Document passage >>
THOUSANDS of crimes including burglaries, car thefts and shoplifting in Hampshire are going unsolved, new analysis shows.

MPs have revealed their shock at the figures, which show police close investigations without identifying a suspect in 80 per cent of household burglaries, 75 per cent of reported vehicle thefts, and more than 50 per cent of shoplifting cases.

Across the three offences, around 14,000 investigations in Hampshire were shut with no suspected culprit in the frame, the Press Association found.

The revelations prompted warnings that victims could be put off reporting offences, while criminals are given a “green light to reoffend”.

Police chiefs say increased demand and reduced officer numbers mean they have to prioritise cases where there is a realistic chance of prosecution.

But Julian Lewis, Tory MP for New Forest East, wants to know the extent to which crimes are being investigated.

He said: “The question is – are investigations being closed down through lack of evidence or are the crimes not being investigated at all? One scenario is understandable, the other is unacceptable.”

Data extract >>
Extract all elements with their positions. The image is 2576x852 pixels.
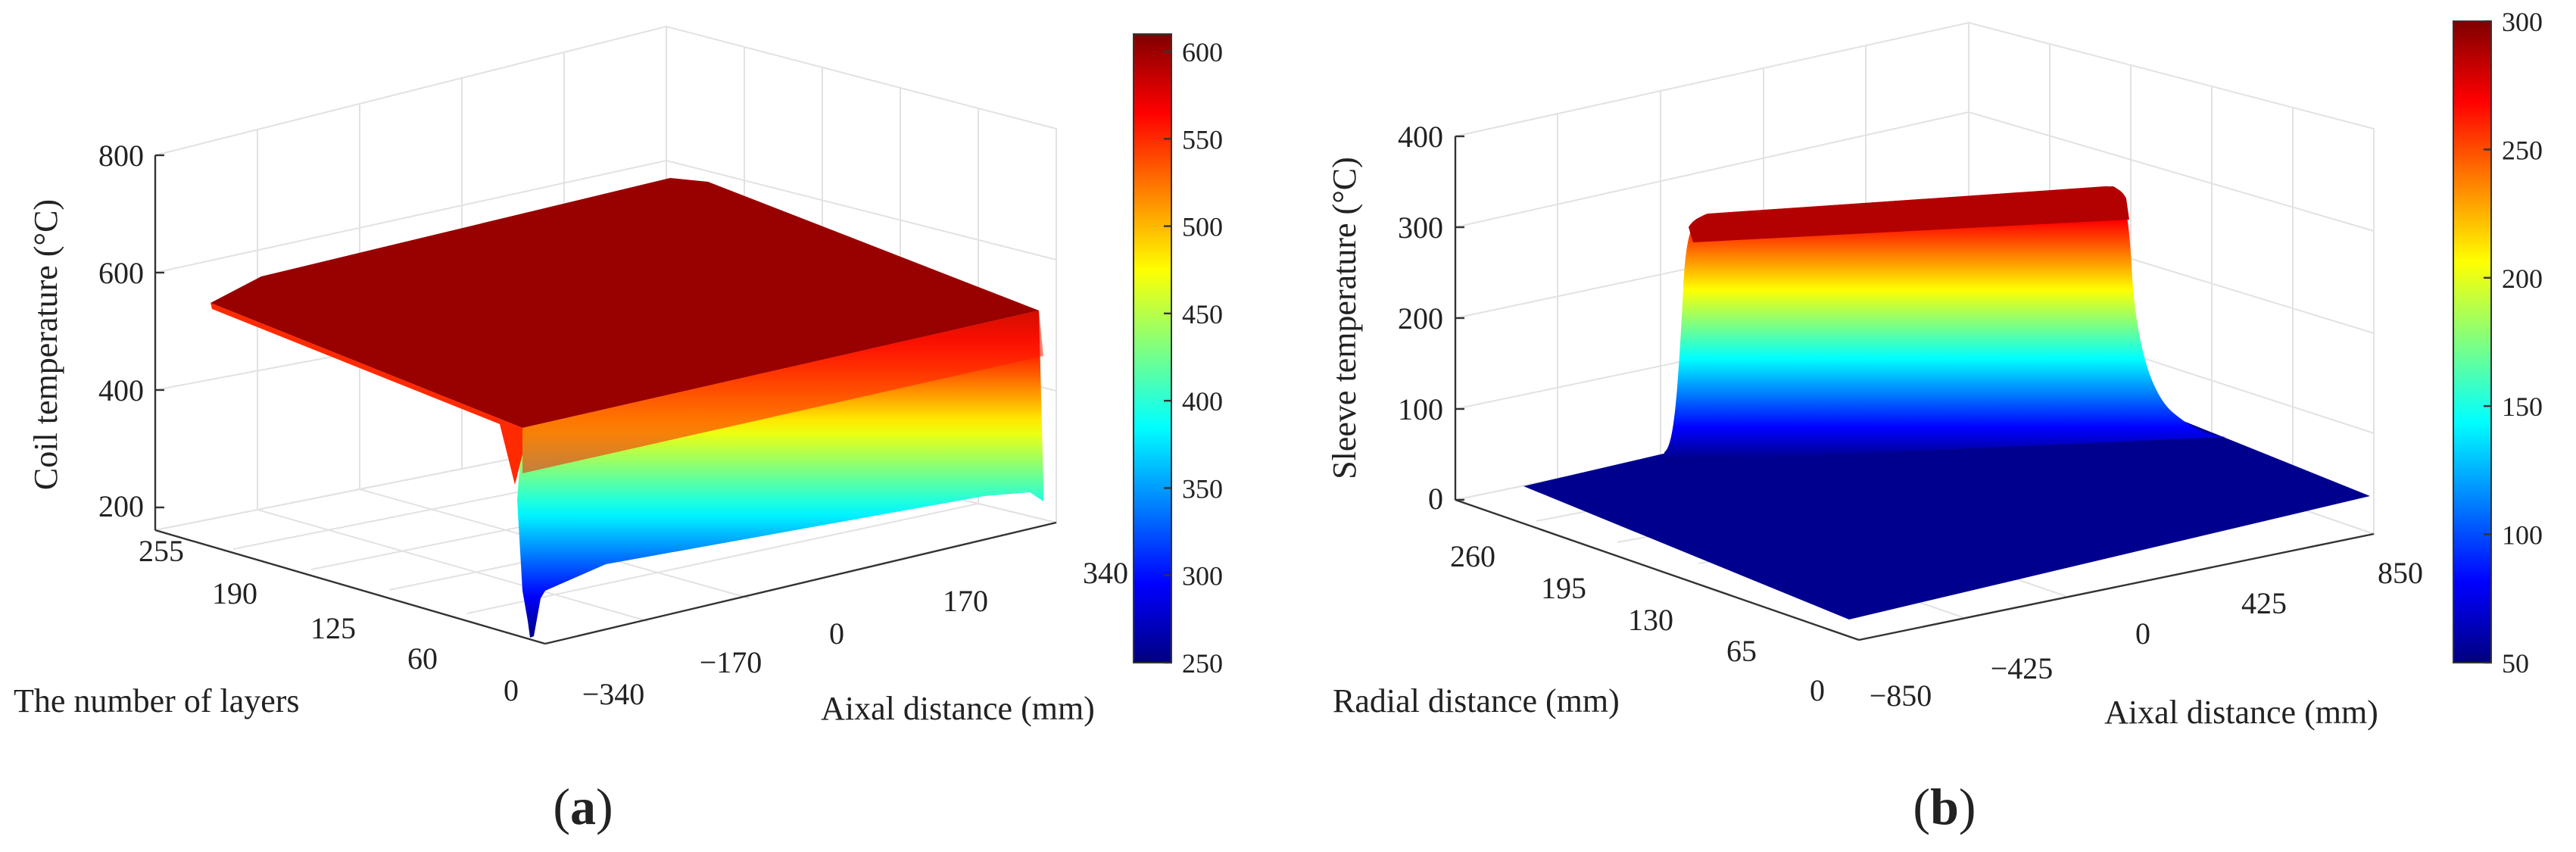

Task to carry out >> Reproduce the article on unsolved crimes in Hampshire word for word, from its first sentence to its last. The material stands apart from the article on unsolved crimes in Hampshire.

Exercise response >>
THOUSANDS of crimes including burglaries, car thefts and shoplifting in Hampshire are going unsolved, new analysis shows.

MPs have revealed their shock at the figures, which show police close investigations without identifying a suspect in 80 per cent of household burglaries, 75 per cent of reported vehicle thefts, and more than 50 per cent of shoplifting cases.

Across the three offences, around 14,000 investigations in Hampshire were shut with no suspected culprit in the frame, the Press Association found.

The revelations prompted warnings that victims could be put off reporting offences, while criminals are given a “green light to reoffend”.

Police chiefs say increased demand and reduced officer numbers mean they have to prioritise cases where there is a realistic chance of prosecution.

But Julian Lewis, Tory MP for New Forest East, wants to know the extent to which crimes are being investigated.

He said: “The question is – are investigations being closed down through lack of evidence or are the crimes not being investigated at all? One scenario is understandable, the other is unacceptable.”